Prompt ▸
Pull every line containing "food" from the entries.
## START Input records
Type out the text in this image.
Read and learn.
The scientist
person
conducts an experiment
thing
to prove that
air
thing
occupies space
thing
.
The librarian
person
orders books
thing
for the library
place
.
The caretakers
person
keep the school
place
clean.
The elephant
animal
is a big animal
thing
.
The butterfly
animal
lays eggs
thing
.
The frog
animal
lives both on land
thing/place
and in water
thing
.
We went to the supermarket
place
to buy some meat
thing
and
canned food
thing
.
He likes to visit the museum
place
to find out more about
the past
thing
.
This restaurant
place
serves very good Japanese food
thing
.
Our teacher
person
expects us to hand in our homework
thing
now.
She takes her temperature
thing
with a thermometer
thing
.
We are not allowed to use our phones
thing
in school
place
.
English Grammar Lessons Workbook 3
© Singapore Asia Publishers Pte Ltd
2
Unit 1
## END Input records
Result below ▸
canned food
serves very good Japanese food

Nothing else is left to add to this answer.